>> begin Material for the task

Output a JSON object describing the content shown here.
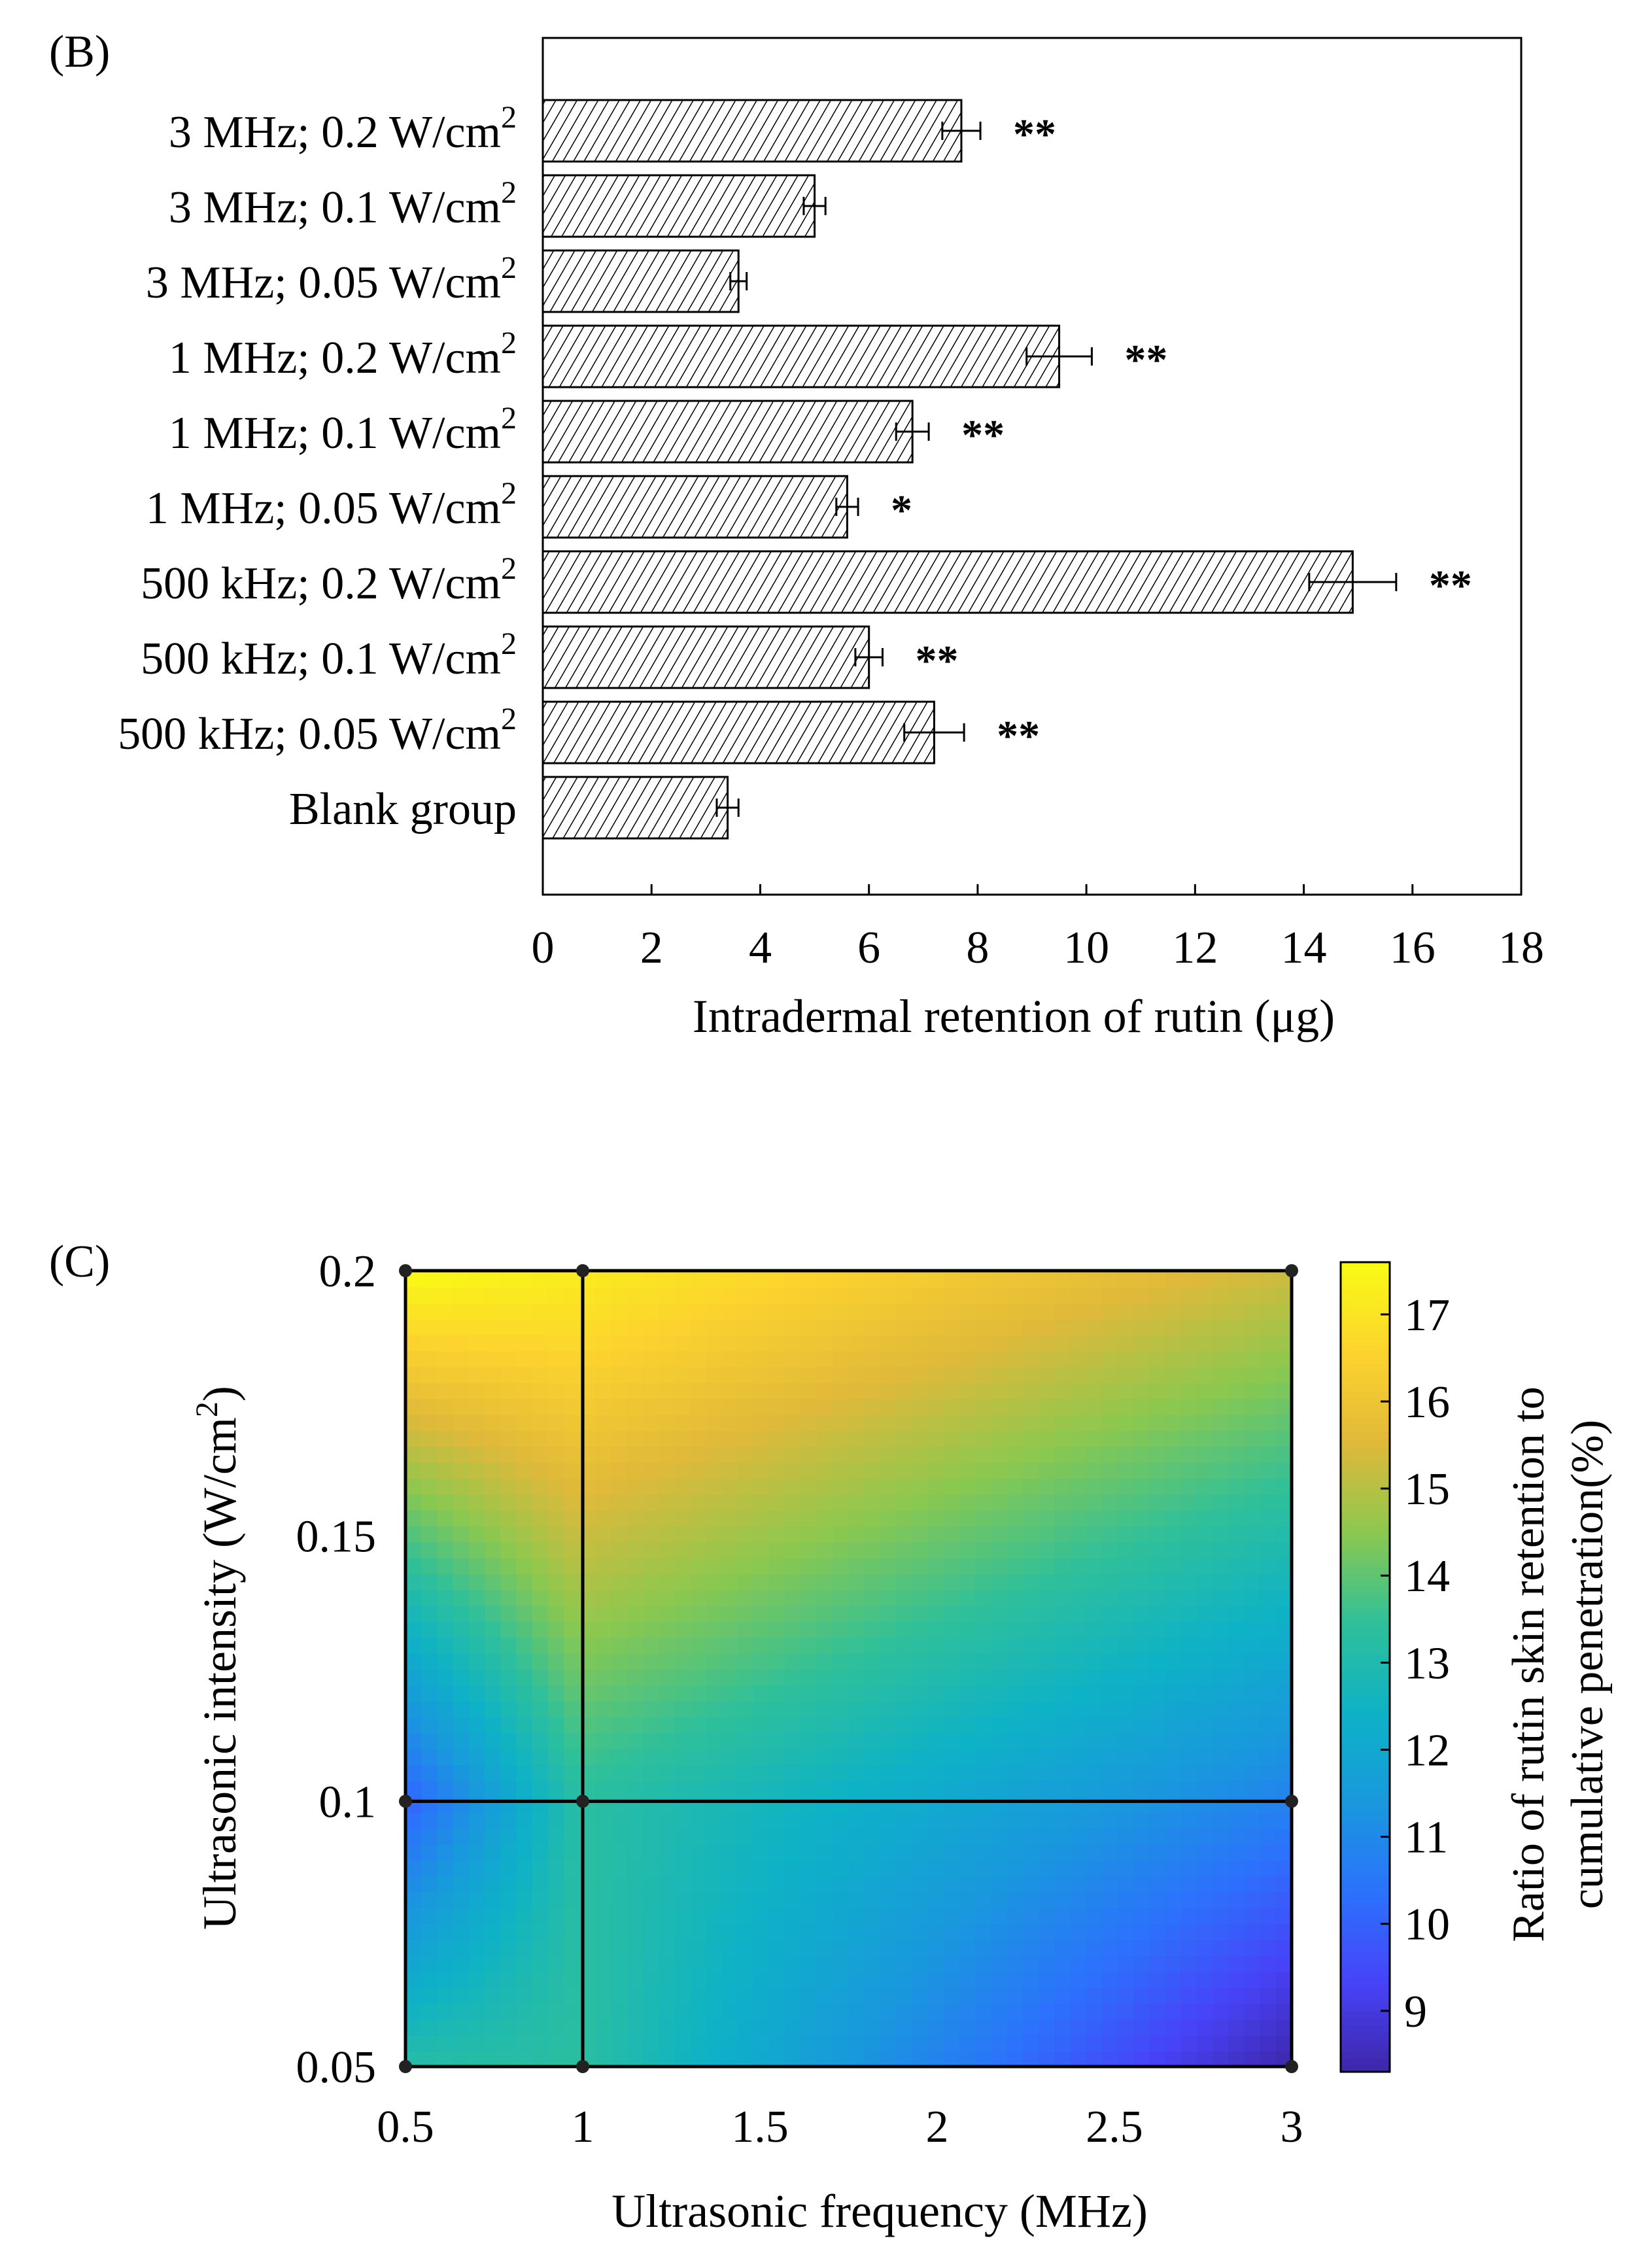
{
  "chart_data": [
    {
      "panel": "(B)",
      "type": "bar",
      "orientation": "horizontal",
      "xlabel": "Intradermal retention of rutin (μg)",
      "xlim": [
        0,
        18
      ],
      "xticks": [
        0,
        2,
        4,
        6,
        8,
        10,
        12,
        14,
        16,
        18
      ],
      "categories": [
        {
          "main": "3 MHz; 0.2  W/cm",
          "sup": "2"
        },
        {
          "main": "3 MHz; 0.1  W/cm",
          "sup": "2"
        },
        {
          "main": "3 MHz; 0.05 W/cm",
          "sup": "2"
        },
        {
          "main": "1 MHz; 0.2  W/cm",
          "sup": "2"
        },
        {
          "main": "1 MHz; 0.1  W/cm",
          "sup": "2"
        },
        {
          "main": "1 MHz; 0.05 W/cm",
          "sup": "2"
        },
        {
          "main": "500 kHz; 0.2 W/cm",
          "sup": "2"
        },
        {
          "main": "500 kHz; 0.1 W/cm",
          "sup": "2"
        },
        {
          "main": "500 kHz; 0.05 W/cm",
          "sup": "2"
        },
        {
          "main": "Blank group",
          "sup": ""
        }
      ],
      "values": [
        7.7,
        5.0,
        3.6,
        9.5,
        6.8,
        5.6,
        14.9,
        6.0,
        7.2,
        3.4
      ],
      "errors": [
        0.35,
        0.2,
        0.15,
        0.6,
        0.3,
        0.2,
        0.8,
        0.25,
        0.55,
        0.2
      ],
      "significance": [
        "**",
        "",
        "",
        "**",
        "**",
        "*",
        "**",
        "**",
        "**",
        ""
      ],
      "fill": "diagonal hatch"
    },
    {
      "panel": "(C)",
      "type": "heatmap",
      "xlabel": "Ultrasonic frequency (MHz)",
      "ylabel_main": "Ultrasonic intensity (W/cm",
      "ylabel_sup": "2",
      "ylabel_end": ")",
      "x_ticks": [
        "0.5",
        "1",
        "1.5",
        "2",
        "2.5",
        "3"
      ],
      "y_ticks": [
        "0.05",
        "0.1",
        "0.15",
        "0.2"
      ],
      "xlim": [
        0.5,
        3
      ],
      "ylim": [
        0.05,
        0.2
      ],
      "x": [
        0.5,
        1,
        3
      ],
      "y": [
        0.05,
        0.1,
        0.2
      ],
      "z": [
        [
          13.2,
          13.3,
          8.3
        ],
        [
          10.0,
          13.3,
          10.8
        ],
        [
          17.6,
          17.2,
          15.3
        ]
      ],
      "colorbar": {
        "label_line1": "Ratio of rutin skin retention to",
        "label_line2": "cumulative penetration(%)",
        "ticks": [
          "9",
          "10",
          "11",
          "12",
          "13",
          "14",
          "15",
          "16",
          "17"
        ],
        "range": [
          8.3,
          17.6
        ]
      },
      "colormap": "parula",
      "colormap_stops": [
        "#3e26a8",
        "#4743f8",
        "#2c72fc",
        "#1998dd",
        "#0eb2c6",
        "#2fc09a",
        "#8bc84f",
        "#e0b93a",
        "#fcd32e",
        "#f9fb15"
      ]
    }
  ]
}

>> end Material for the task
>> begin Material for the task

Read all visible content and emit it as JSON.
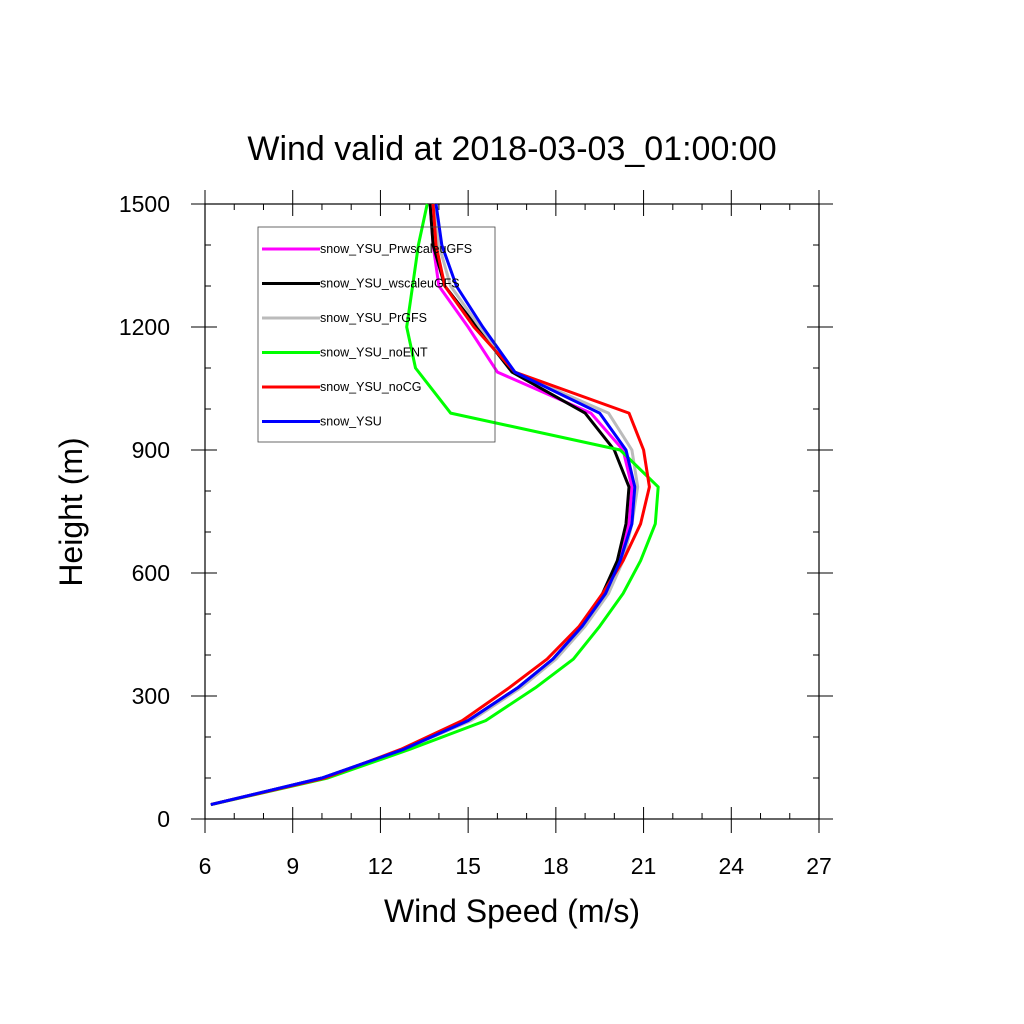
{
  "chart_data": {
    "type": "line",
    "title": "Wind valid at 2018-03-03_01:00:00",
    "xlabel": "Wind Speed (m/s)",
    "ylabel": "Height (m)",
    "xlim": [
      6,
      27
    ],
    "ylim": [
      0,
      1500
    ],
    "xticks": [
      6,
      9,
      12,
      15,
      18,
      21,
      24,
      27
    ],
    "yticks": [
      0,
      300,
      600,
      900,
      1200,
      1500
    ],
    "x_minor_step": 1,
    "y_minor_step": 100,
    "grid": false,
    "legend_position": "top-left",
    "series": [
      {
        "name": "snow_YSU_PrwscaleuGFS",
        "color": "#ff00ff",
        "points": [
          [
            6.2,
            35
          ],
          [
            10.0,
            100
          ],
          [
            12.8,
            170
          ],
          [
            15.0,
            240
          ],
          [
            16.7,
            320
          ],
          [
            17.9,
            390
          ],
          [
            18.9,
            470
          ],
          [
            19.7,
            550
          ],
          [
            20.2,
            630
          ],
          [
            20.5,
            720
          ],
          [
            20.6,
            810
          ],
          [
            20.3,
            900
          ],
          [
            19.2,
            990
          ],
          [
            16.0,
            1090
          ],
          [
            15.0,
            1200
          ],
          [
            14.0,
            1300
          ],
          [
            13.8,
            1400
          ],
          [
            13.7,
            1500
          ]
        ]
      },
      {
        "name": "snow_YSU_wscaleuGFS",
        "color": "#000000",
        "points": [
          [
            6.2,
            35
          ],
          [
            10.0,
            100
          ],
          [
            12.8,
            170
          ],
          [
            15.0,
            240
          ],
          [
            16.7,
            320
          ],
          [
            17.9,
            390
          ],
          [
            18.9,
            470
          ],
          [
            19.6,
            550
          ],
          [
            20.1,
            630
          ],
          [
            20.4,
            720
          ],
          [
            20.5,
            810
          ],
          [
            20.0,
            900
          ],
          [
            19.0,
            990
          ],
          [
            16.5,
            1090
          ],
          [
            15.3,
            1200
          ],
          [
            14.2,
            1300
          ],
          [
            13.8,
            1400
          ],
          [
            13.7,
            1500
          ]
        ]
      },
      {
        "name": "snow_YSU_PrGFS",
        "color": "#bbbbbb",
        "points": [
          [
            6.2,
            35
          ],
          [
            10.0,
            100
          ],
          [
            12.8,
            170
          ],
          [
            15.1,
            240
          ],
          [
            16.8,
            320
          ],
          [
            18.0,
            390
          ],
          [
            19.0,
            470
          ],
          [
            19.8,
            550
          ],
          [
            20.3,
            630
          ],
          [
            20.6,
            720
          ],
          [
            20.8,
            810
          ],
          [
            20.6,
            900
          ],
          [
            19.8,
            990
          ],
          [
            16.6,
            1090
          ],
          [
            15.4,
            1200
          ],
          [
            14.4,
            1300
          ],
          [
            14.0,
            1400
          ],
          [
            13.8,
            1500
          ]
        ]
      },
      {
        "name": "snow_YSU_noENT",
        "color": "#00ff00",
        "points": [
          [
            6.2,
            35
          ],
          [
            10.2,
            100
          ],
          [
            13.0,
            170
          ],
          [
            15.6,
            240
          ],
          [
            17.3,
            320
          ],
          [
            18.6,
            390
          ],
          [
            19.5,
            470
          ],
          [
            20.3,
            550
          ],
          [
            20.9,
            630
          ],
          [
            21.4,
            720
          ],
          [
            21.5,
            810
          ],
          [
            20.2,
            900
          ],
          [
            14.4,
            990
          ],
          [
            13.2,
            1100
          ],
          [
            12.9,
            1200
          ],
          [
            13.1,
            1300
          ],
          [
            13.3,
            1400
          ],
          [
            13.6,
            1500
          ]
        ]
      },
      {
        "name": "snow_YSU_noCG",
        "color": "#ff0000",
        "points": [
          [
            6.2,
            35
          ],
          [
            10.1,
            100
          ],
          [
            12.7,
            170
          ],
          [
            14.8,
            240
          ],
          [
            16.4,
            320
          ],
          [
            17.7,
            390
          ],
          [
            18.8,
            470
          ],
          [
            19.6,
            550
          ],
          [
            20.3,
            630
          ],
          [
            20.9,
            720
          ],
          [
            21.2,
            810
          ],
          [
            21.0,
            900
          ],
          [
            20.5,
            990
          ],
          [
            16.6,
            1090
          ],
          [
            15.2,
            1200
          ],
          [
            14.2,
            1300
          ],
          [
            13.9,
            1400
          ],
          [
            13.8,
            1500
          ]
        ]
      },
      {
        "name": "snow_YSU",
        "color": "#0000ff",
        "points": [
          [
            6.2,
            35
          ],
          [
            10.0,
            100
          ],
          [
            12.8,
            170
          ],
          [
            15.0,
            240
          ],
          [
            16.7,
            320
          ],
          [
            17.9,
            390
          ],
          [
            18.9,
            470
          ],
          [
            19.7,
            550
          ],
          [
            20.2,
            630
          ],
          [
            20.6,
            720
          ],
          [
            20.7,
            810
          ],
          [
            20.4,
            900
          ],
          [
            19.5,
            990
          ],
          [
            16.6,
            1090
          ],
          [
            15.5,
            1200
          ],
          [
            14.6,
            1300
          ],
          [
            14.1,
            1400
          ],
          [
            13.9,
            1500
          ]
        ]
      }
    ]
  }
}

>> end Material for the task

## Aim of the task
Search the listing above for the string "retention". Copy every line that contains it.

## Solution
      "xlabel": "Intradermal retention of rutin (μg)",
        "label_line1": "Ratio of rutin skin retention to",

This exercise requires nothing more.